--- start Material for this exercise ---

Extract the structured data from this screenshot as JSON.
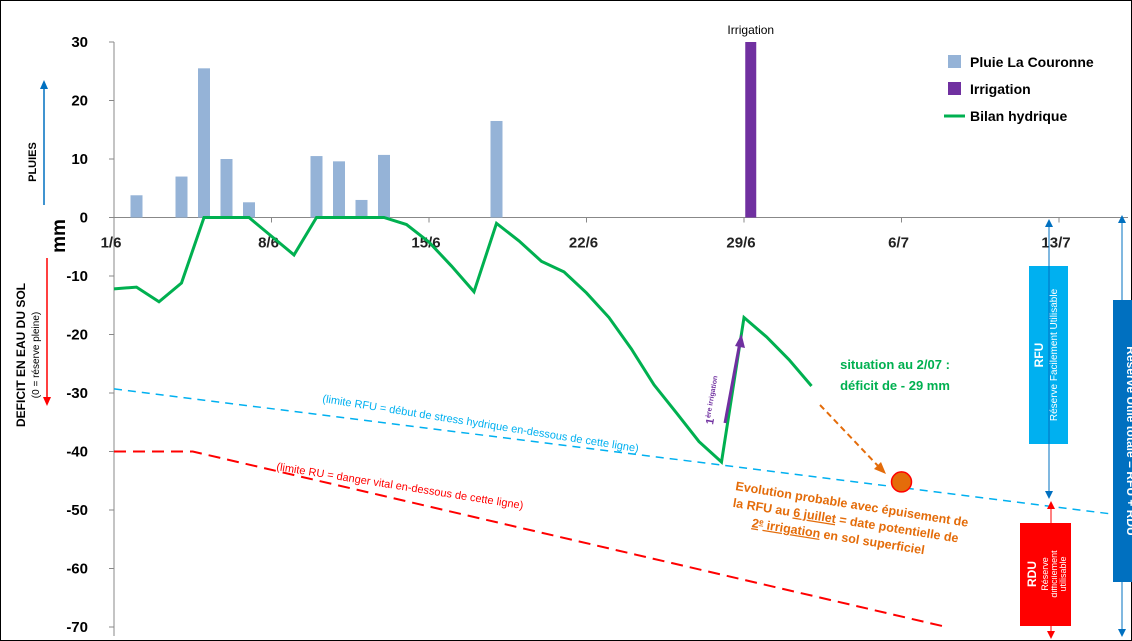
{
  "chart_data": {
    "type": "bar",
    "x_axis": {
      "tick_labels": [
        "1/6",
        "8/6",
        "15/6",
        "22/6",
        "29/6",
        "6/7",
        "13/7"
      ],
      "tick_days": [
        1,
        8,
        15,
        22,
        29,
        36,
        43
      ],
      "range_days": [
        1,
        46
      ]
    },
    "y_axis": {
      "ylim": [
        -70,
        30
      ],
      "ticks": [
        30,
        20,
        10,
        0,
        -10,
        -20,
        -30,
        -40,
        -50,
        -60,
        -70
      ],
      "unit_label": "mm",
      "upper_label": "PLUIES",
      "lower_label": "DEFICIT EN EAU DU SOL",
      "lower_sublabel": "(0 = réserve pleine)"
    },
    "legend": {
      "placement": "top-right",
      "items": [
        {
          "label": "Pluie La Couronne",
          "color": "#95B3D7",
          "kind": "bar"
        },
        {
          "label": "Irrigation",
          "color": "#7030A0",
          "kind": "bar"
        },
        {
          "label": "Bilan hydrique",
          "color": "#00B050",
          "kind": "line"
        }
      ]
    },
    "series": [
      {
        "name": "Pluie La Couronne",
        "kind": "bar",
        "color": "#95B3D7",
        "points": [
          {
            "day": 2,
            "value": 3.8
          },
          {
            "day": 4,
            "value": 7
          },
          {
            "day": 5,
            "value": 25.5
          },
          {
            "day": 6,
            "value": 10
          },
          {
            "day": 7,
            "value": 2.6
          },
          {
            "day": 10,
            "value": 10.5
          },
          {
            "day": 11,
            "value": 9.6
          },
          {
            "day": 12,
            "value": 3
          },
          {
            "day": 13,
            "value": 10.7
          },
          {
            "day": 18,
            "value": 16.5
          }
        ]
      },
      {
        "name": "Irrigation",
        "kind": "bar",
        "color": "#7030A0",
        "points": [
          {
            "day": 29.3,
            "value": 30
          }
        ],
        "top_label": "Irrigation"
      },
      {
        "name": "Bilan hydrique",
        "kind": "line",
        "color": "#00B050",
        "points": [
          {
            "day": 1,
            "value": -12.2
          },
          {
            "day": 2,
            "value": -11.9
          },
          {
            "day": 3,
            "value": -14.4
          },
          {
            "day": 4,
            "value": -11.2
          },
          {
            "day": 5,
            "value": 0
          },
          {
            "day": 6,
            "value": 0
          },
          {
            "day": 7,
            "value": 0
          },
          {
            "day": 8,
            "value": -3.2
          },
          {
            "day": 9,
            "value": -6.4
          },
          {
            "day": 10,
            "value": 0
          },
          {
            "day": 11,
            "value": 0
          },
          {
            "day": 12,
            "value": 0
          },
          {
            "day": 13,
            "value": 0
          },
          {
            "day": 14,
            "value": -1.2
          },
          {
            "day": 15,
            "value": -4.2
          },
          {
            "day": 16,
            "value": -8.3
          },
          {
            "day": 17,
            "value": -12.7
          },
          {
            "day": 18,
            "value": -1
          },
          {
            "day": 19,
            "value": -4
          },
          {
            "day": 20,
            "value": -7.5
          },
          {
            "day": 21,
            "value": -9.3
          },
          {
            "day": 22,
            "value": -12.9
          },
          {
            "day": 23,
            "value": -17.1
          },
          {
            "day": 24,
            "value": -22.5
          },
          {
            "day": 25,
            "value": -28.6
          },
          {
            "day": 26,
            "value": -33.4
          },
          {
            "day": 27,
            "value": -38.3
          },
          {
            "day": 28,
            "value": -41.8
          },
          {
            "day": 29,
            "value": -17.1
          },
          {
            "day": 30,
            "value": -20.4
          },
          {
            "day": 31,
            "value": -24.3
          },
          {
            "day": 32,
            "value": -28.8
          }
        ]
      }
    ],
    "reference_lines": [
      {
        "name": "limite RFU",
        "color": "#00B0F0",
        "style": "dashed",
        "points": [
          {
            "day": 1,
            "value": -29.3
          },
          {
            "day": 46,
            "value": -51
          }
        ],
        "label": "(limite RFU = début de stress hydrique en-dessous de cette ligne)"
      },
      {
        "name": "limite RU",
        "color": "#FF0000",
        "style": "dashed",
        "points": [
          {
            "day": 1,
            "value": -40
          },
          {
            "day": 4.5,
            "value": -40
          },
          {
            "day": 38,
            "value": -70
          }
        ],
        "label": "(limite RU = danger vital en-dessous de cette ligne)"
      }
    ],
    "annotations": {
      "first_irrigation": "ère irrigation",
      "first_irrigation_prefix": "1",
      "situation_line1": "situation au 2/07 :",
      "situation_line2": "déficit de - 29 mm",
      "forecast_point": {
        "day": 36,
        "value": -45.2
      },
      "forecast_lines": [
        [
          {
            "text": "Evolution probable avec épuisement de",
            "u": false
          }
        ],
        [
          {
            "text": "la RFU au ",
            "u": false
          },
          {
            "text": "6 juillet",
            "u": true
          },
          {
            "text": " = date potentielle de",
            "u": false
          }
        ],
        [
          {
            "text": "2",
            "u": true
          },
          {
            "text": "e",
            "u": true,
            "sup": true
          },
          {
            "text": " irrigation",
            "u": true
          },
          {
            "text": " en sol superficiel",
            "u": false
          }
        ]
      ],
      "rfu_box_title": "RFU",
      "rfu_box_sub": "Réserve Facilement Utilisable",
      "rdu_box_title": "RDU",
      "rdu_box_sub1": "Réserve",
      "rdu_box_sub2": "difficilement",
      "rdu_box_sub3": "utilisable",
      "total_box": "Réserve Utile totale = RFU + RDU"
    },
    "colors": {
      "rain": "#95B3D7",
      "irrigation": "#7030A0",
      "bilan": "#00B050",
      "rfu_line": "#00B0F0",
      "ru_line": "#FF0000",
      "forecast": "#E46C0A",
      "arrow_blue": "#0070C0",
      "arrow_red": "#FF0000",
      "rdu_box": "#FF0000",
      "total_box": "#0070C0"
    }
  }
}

--- end Material for this exercise ---

Task directions: Copy every line in the records above that contains the word "limite".

Task output:
        "name": "limite RFU",
        "label": "(limite RFU = début de stress hydrique en-dessous de cette ligne)"
        "name": "limite RU",
        "label": "(limite RU = danger vital en-dessous de cette ligne)"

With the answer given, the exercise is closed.